*GOAL OF THE EXERCISE*
In the material below, identify each line bearing the word "obstacle". Reproduce those lines.

*INFORMATION PROVIDED*
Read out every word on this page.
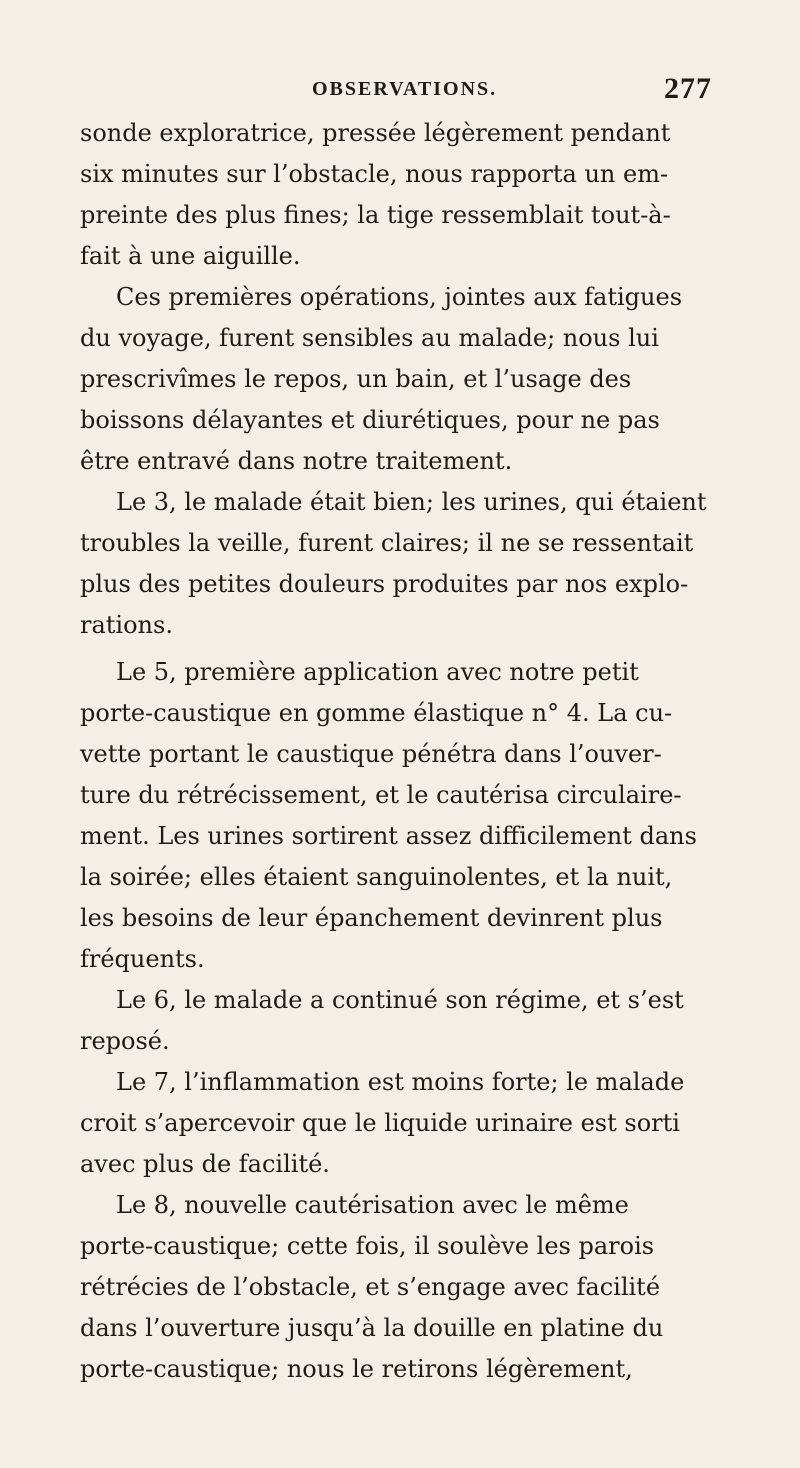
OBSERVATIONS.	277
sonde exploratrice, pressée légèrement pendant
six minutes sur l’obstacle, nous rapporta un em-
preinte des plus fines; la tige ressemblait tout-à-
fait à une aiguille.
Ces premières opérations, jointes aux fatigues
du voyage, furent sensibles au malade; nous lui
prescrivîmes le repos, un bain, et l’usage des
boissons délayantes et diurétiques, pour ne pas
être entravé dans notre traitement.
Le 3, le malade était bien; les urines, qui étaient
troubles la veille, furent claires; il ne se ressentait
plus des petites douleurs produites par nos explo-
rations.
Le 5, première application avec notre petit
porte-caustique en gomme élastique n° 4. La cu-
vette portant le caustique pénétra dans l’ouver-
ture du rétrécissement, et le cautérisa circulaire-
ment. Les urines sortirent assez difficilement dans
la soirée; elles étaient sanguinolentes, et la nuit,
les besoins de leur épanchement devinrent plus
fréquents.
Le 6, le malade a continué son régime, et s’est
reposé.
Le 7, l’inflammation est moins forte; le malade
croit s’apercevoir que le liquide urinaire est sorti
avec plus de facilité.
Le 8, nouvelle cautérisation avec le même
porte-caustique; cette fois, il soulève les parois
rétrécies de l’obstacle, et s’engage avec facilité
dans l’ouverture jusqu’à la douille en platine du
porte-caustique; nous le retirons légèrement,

---

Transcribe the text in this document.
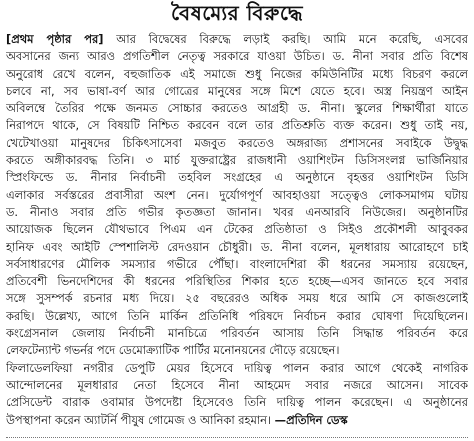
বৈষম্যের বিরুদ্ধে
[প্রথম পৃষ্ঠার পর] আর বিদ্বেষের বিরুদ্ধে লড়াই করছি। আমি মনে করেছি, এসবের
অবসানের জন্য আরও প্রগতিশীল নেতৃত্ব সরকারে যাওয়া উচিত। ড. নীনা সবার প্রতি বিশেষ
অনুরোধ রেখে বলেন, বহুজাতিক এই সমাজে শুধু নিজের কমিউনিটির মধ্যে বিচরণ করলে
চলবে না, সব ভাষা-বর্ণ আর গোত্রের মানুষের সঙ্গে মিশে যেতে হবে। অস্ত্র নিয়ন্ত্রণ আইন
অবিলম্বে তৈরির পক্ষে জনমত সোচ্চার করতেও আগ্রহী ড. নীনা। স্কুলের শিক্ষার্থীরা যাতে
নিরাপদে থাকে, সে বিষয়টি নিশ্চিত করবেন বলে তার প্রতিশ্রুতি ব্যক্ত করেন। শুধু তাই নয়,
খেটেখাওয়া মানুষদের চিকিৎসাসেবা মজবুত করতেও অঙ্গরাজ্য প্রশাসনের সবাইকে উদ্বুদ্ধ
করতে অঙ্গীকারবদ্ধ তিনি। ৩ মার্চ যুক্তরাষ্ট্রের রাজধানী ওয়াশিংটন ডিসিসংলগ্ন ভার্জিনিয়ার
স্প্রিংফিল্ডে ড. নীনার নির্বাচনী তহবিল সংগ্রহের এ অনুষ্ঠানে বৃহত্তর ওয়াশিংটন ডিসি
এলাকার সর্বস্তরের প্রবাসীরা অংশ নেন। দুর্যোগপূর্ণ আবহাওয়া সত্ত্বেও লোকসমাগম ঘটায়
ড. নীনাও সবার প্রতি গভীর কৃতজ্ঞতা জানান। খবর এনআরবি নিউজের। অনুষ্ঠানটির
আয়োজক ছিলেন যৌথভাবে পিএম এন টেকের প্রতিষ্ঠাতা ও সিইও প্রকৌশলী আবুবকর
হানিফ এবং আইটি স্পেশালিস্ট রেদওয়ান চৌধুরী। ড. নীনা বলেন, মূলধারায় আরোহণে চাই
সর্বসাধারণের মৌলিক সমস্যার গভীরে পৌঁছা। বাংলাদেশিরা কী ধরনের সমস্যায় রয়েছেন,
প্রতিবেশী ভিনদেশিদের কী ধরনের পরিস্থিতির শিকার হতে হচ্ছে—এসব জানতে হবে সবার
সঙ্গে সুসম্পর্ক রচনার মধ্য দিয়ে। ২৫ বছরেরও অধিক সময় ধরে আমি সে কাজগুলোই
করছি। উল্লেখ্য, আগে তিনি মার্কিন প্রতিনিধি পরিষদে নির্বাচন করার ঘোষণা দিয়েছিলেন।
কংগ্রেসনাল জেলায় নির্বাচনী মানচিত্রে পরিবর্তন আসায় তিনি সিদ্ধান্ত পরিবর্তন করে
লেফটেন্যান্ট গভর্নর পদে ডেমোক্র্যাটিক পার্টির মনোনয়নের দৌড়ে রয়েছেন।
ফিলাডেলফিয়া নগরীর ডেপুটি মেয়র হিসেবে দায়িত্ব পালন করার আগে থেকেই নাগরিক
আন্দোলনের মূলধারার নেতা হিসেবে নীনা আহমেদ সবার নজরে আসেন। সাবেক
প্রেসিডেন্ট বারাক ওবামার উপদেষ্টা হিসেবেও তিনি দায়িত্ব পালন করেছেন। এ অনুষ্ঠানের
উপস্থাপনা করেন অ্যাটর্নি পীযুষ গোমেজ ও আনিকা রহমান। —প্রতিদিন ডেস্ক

--

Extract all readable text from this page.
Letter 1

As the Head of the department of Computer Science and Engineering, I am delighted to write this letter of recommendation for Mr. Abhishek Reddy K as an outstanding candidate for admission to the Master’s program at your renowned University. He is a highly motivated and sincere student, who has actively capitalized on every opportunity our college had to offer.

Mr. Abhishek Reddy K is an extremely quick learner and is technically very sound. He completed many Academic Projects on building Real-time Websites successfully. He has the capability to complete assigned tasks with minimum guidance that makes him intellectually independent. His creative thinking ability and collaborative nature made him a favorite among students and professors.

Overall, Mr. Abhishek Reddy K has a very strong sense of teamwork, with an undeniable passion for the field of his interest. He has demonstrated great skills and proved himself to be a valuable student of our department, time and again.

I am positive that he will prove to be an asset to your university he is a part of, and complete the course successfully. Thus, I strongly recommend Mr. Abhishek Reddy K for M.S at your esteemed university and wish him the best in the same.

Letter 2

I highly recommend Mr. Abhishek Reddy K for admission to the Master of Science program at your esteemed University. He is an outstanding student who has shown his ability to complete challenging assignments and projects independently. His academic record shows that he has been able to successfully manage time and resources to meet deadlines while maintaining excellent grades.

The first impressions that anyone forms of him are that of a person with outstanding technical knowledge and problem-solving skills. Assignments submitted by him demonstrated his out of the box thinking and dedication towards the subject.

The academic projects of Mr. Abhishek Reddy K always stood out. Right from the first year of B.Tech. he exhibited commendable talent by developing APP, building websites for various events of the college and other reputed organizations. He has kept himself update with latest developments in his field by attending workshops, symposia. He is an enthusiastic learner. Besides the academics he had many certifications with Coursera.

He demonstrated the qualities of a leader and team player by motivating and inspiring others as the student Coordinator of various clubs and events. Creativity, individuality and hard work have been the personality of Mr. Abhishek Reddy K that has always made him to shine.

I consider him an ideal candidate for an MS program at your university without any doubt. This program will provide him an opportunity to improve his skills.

*IN RESPONSE*
six minutes sur l’obstacle, nous rapporta un em-
rétrécies de l’obstacle, et s’engage avec facilité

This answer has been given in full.